§ GIVEN REQUEST:
Write out all of the records precisely. Skip anything that is a picture.

§ EXERCISE INPUTS:

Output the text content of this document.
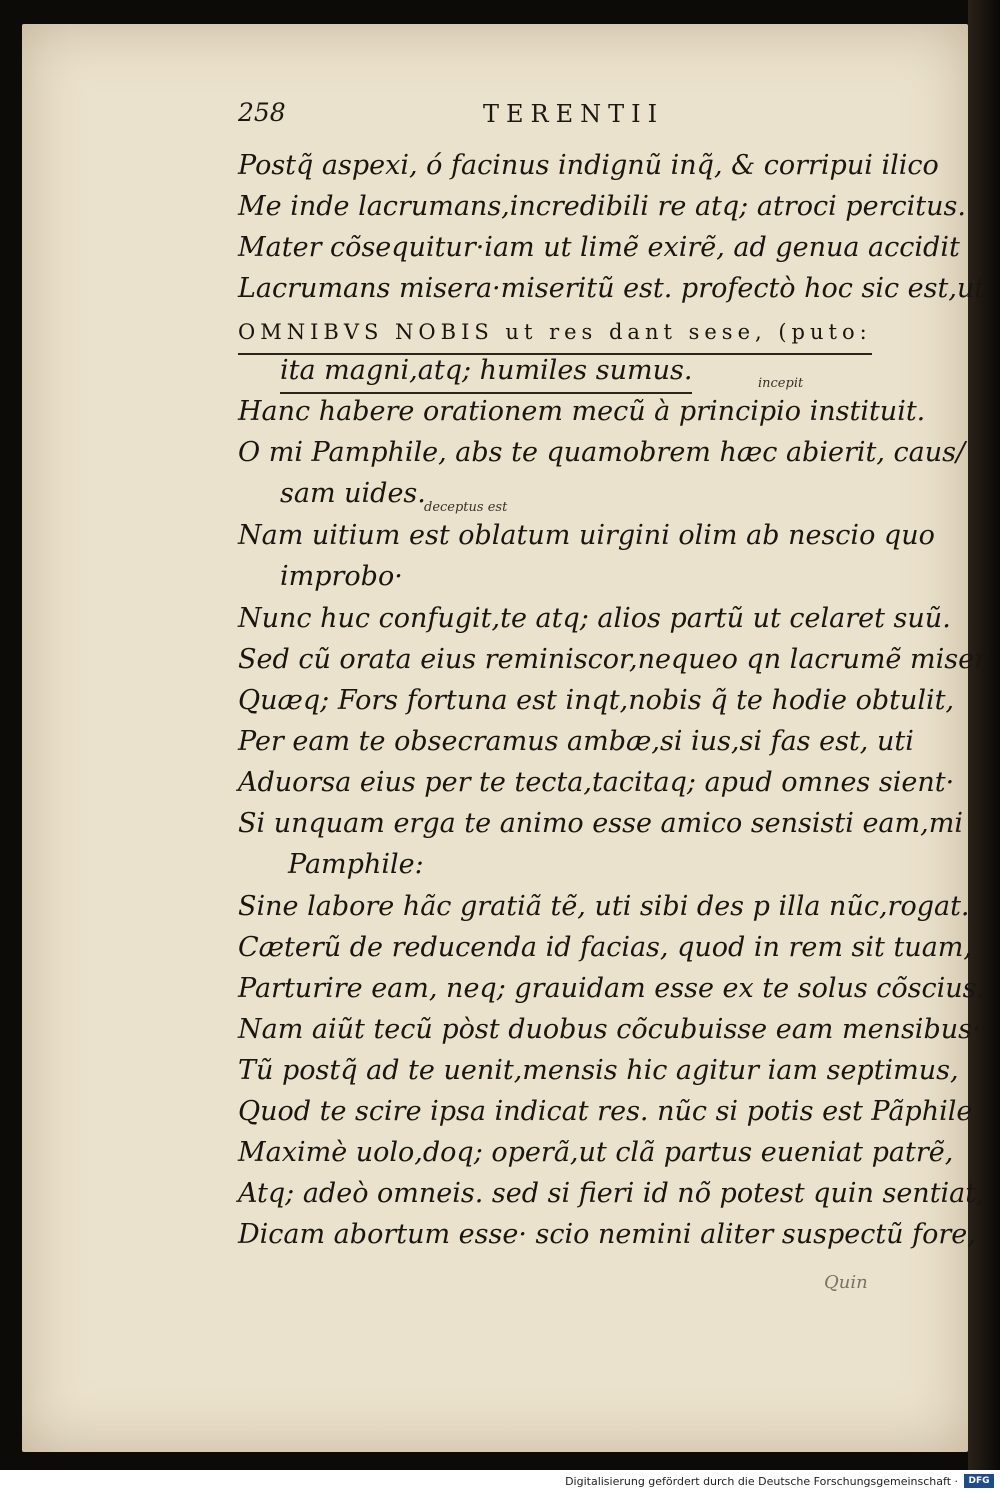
258	TERENTII
Postq̃ aspexi, ó facinus indignũ inq̃, & corripui ilico
Me inde lacrumans,incredibili re atq; atroci percitus.
Mater cõsequitur·iam ut limẽ exirẽ, ad genua accidit
Lacrumans misera·miseritũ est. profectò hoc sic est,ut
OMNIBVS NOBIS ut res dant sese, (puto:
ita magni,atq; humiles sumus.
Hanc habere orationem mecũ à principio instituit.
O mi Pamphile, abs te quamobrem hæc abierit, caus/
sam uides.
Nam uitium est oblatum uirgini olim ab nescio quo
improbo·
Nunc huc confugit,te atq; alios partũ ut celaret suũ.
Sed cũ orata eius reminiscor,nequeo qn lacrumẽ miser
Quæq; Fors fortuna est inqt,nobis q̃ te hodie obtulit,
Per eam te obsecramus ambæ,si ius,si fas est, uti
Aduorsa eius per te tecta,tacitaq; apud omnes sient·
Si unquam erga te animo esse amico sensisti eam,mi
Pamphile:
Sine labore hãc gratiã tẽ, uti sibi des p illa nũc,rogat.
Cæterũ de reducenda id facias, quod in rem sit tuam,
Parturire eam, neq; grauidam esse ex te solus cõscius.
Nam aiũt tecũ pòst duobus cõcubuisse eam mensibus·
Tũ postq̃ ad te uenit,mensis hic agitur iam septimus,
Quod te scire ipsa indicat res. nũc si potis est Pãphile
Maximè uolo,doq; operã,ut clã partus eueniat patrẽ,
Atq; adeò omneis. sed si fieri id nõ potest quin sentiat,
Dicam abortum esse· scio nemini aliter suspectũ fore,
incepit
deceptus est
Quin
Digitalisierung gefördert durch die Deutsche Forschungsgemeinschaft ·	DFG
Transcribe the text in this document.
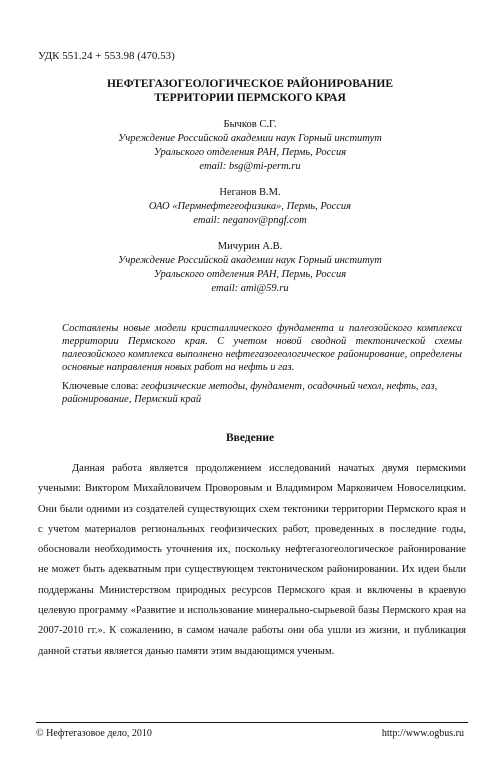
УДК 551.24 + 553.98 (470.53)
НЕФТЕГАЗОГЕОЛОГИЧЕСКОЕ РАЙОНИРОВАНИЕ
ТЕРРИТОРИИ ПЕРМСКОГО КРАЯ
Бычков С.Г.
Учреждение Российской академии наук Горный институт
Уральского отделения РАН, Пермь, Россия
email: bsg@mi-perm.ru
Неганов В.М.
ОАО «Пермнефтегеофизика», Пермь, Россия
email: neganov@pngf.com
Мичурин А.В.
Учреждение Российской академии наук Горный институт
Уральского отделения РАН, Пермь, Россия
email: ami@59.ru
Составлены новые модели кристаллического фундамента и палеозойского комплекса территории Пермского края. С учетом новой сводной тектонической схемы палеозойского комплекса выполнено нефтегазогеологическое районирование, определены основные направления новых работ на нефть и газ.
Ключевые слова: геофизические методы, фундамент, осадочный чехол, нефть, газ, районирование, Пермский край
Введение

Данная работа является продолжением исследований начатых двумя пермскими учеными: Виктором Михайловичем Проворовым и Владимиром Марковичем Новоселицким. Они были одними из создателей существующих схем тектоники территории Пермского края и с учетом материалов региональных геофизических работ, проведенных в последние годы, обосновали необходимость уточнения их, поскольку нефтегазогеологическое районирование не может быть адекватным при существующем тектоническом районировании. Их идеи были поддержаны Министерством природных ресурсов Пермского края и включены в краевую целевую программу «Развитие и использование минерально-сырьевой базы Пермского края на 2007-2010 гг.». К сожалению, в самом начале работы они оба ушли из жизни, и публикация данной статьи является данью памяти этим выдающимся ученым.

© Нефтегазовое дело, 2010	http://www.ogbus.ru
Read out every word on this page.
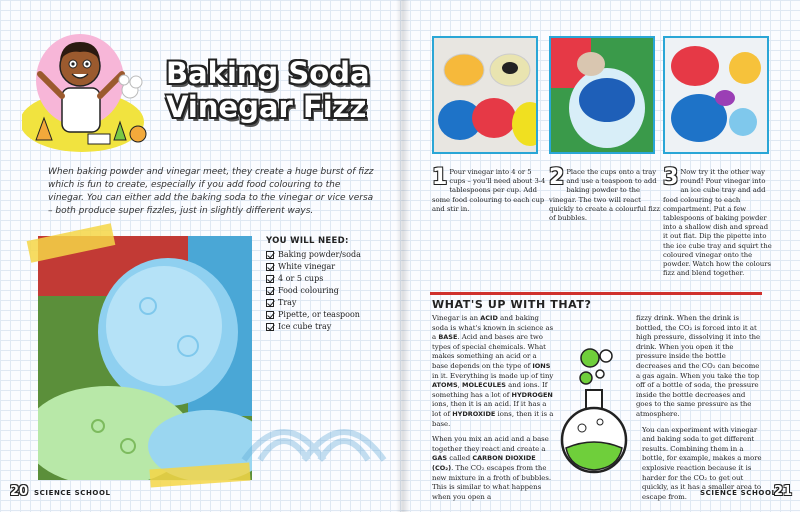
Baking Soda
Vinegar Fizz

When baking powder and vinegar meet, they create a huge burst of fizz which is fun to create, especially if you add food colouring to the vinegar. You can either add the baking soda to the vinegar or vice versa – both produce super fizzles, just in slightly different ways.

YOU WILL NEED:
Baking powder/soda
White vinegar
4 or 5 cups
Food colouring
Tray
Pipette, or teaspoon
Ice cube tray
20 SCIENCE SCHOOL
1 Pour vinegar into 4 or 5 cups – you'll need about 3-4 tablespoons per cup. Add some food colouring to each cup and stir in.
2 Place the cups onto a tray and use a teaspoon to add baking powder to the vinegar. The two will react quickly to create a colourful fizz of bubbles.
3 Now try it the other way round! Pour vinegar into an ice cube tray and add food colouring to each compartment. Put a few tablespoons of baking powder into a shallow dish and spread it out flat. Dip the pipette into the ice cube tray and squirt the coloured vinegar onto the powder. Watch how the colours fizz and blend together.
WHAT'S UP WITH THAT?

Vinegar is an ACID and baking soda is what's known in science as a BASE. Acid and bases are two types of special chemicals. What makes something an acid or a base depends on the type of IONS in it. Everything is made up of tiny ATOMS, MOLECULES and ions. If something has a lot of HYDROGEN ions, then it is an acid. If it has a lot of HYDROXIDE ions, then it is a base.

When you mix an acid and a base together they react and create a GAS called CARBON DIOXIDE (CO₂). The CO₂ escapes from the new mixture in a froth of bubbles. This is similar to what happens when you open a

fizzy drink. When the drink is bottled, the CO₂ is forced into it at high pressure, dissolving it into the drink. When you open it the pressure inside the bottle decreases and the CO₂ can become a gas again. When you take the top off of a bottle of soda, the pressure inside the bottle decreases and goes to the same pressure as the atmosphere.

You can experiment with vinegar and baking soda to get different results. Combining them in a bottle, for example, makes a more explosive reaction because it is harder for the CO₂ to get out quickly, as it has a smaller area to escape from.	SCIENCE SCHOOL
21
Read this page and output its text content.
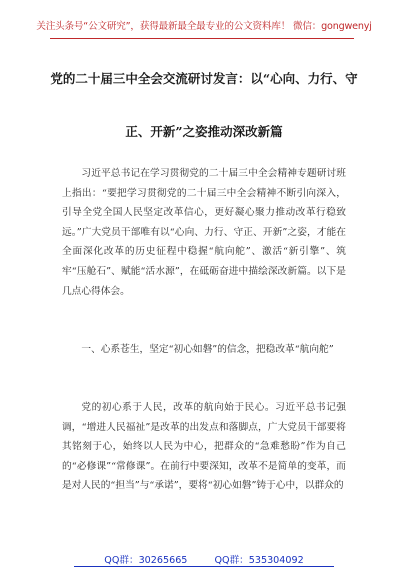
关注头条号“公文研究”，获得最新最全最专业的公文资料库！ 微信：gongwenyj
党的二十届三中全会交流研讨发言：以“心向、力行、守
正、开新”之姿推动深改新篇

习近平总书记在学习贯彻党的二十届三中全会精神专题研讨班上指出：“要把学习贯彻党的二十届三中全会精神不断引向深入，引导全党全国人民坚定改革信心，更好凝心聚力推动改革行稳致远。”广大党员干部唯有以“心向、力行、守正、开新”之姿，才能在全面深化改革的历史征程中稳握“航向舵”、激活“新引擎”、筑牢“压舱石”、赋能“活水源”，在砥砺奋进中描绘深改新篇。以下是几点心得体会。

一、心系苍生，坚定“初心如磐”的信念，把稳改革“航向舵”

党的初心系于人民，改革的航向始于民心。习近平总书记强调，“增进人民福祉”是改革的出发点和落脚点，广大党员干部要将其铭刻于心，始终以人民为中心，把群众的“急难愁盼”作为自己的“必修课”“常修课”。在前行中要深知，改革不是简单的变革，而是对人民的“担当”与“承诺”，要将“初心如磐”铸于心中，以群众的

QQ群：30265665	QQ群：535304092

§ RESPONSE BELOW:
Output the text content of this document.
258	TERENTII
Postq̃ aspexi, ó facinus indignũ inq̃, & corripui ilico
Me inde lacrumans,incredibili re atq; atroci percitus.
Mater cõsequitur·iam ut limẽ exirẽ, ad genua accidit
Lacrumans misera·miseritũ est. profectò hoc sic est,ut
OMNIBVS NOBIS ut res dant sese, (puto:
ita magni,atq; humiles sumus.
Hanc habere orationem mecũ à principio instituit.
O mi Pamphile, abs te quamobrem hæc abierit, caus/
sam uides.
Nam uitium est oblatum uirgini olim ab nescio quo
improbo·
Nunc huc confugit,te atq; alios partũ ut celaret suũ.
Sed cũ orata eius reminiscor,nequeo qn lacrumẽ miser
Quæq; Fors fortuna est inqt,nobis q̃ te hodie obtulit,
Per eam te obsecramus ambæ,si ius,si fas est, uti
Aduorsa eius per te tecta,tacitaq; apud omnes sient·
Si unquam erga te animo esse amico sensisti eam,mi
Pamphile:
Sine labore hãc gratiã tẽ, uti sibi des p illa nũc,rogat.
Cæterũ de reducenda id facias, quod in rem sit tuam,
Parturire eam, neq; grauidam esse ex te solus cõscius.
Nam aiũt tecũ pòst duobus cõcubuisse eam mensibus·
Tũ postq̃ ad te uenit,mensis hic agitur iam septimus,
Quod te scire ipsa indicat res. nũc si potis est Pãphile
Maximè uolo,doq; operã,ut clã partus eueniat patrẽ,
Atq; adeò omneis. sed si fieri id nõ potest quin sentiat,
Dicam abortum esse· scio nemini aliter suspectũ fore,
incepit
deceptus est
Quin
Digitalisierung gefördert durch die Deutsche Forschungsgemeinschaft ·	DFG
Transcribe the text in this document.
УДК 551.24 + 553.98 (470.53)
НЕФТЕГАЗОГЕОЛОГИЧЕСКОЕ РАЙОНИРОВАНИЕ
ТЕРРИТОРИИ ПЕРМСКОГО КРАЯ
Бычков С.Г.
Учреждение Российской академии наук Горный институт
Уральского отделения РАН, Пермь, Россия
email: bsg@mi-perm.ru
Неганов В.М.
ОАО «Пермнефтегеофизика», Пермь, Россия
email: neganov@pngf.com
Мичурин А.В.
Учреждение Российской академии наук Горный институт
Уральского отделения РАН, Пермь, Россия
email: ami@59.ru
Составлены новые модели кристаллического фундамента и палеозойского комплекса территории Пермского края. С учетом новой сводной тектонической схемы палеозойского комплекса выполнено нефтегазогеологическое районирование, определены основные направления новых работ на нефть и газ.
Ключевые слова: геофизические методы, фундамент, осадочный чехол, нефть, газ, районирование, Пермский край
Введение

Данная работа является продолжением исследований начатых двумя пермскими учеными: Виктором Михайловичем Проворовым и Владимиром Марковичем Новоселицким. Они были одними из создателей существующих схем тектоники территории Пермского края и с учетом материалов региональных геофизических работ, проведенных в последние годы, обосновали необходимость уточнения их, поскольку нефтегазогеологическое районирование не может быть адекватным при существующем тектоническом районировании. Их идеи были поддержаны Министерством природных ресурсов Пермского края и включены в краевую целевую программу «Развитие и использование минерально-сырьевой базы Пермского края на 2007-2010 гг.». К сожалению, в самом начале работы они оба ушли из жизни, и публикация данной статьи является данью памяти этим выдающимся ученым.

© Нефтегазовое дело, 2010	http://www.ogbus.ru
Read out every word on this page.
Baking Soda
Vinegar Fizz

When baking powder and vinegar meet, they create a huge burst of fizz which is fun to create, especially if you add food colouring to the vinegar. You can either add the baking soda to the vinegar or vice versa – both produce super fizzles, just in slightly different ways.

YOU WILL NEED:
Baking powder/soda
White vinegar
4 or 5 cups
Food colouring
Tray
Pipette, or teaspoon
Ice cube tray
20 SCIENCE SCHOOL
1 Pour vinegar into 4 or 5 cups – you'll need about 3-4 tablespoons per cup. Add some food colouring to each cup and stir in.
2 Place the cups onto a tray and use a teaspoon to add baking powder to the vinegar. The two will react quickly to create a colourful fizz of bubbles.
3 Now try it the other way round! Pour vinegar into an ice cube tray and add food colouring to each compartment. Put a few tablespoons of baking powder into a shallow dish and spread it out flat. Dip the pipette into the ice cube tray and squirt the coloured vinegar onto the powder. Watch how the colours fizz and blend together.
WHAT'S UP WITH THAT?

Vinegar is an ACID and baking soda is what's known in science as a BASE. Acid and bases are two types of special chemicals. What makes something an acid or a base depends on the type of IONS in it. Everything is made up of tiny ATOMS, MOLECULES and ions. If something has a lot of HYDROGEN ions, then it is an acid. If it has a lot of HYDROXIDE ions, then it is a base.

When you mix an acid and a base together they react and create a GAS called CARBON DIOXIDE (CO₂). The CO₂ escapes from the new mixture in a froth of bubbles. This is similar to what happens when you open a

fizzy drink. When the drink is bottled, the CO₂ is forced into it at high pressure, dissolving it into the drink. When you open it the pressure inside the bottle decreases and the CO₂ can become a gas again. When you take the top off of a bottle of soda, the pressure inside the bottle decreases and goes to the same pressure as the atmosphere.

You can experiment with vinegar and baking soda to get different results. Combining them in a bottle, for example, makes a more explosive reaction because it is harder for the CO₂ to get out quickly, as it has a smaller area to escape from.	SCIENCE SCHOOL
21
Read this page and output its text content.
关注头条号“公文研究”，获得最新最全最专业的公文资料库！ 微信：gongwenyj
党的二十届三中全会交流研讨发言：以“心向、力行、守
正、开新”之姿推动深改新篇

习近平总书记在学习贯彻党的二十届三中全会精神专题研讨班上指出：“要把学习贯彻党的二十届三中全会精神不断引向深入，引导全党全国人民坚定改革信心，更好凝心聚力推动改革行稳致远。”广大党员干部唯有以“心向、力行、守正、开新”之姿，才能在全面深化改革的历史征程中稳握“航向舵”、激活“新引擎”、筑牢“压舱石”、赋能“活水源”，在砥砺奋进中描绘深改新篇。以下是几点心得体会。

一、心系苍生，坚定“初心如磐”的信念，把稳改革“航向舵”

党的初心系于人民，改革的航向始于民心。习近平总书记强调，“增进人民福祉”是改革的出发点和落脚点，广大党员干部要将其铭刻于心，始终以人民为中心，把群众的“急难愁盼”作为自己的“必修课”“常修课”。在前行中要深知，改革不是简单的变革，而是对人民的“担当”与“承诺”，要将“初心如磐”铸于心中，以群众的

QQ群：30265665	QQ群：535304092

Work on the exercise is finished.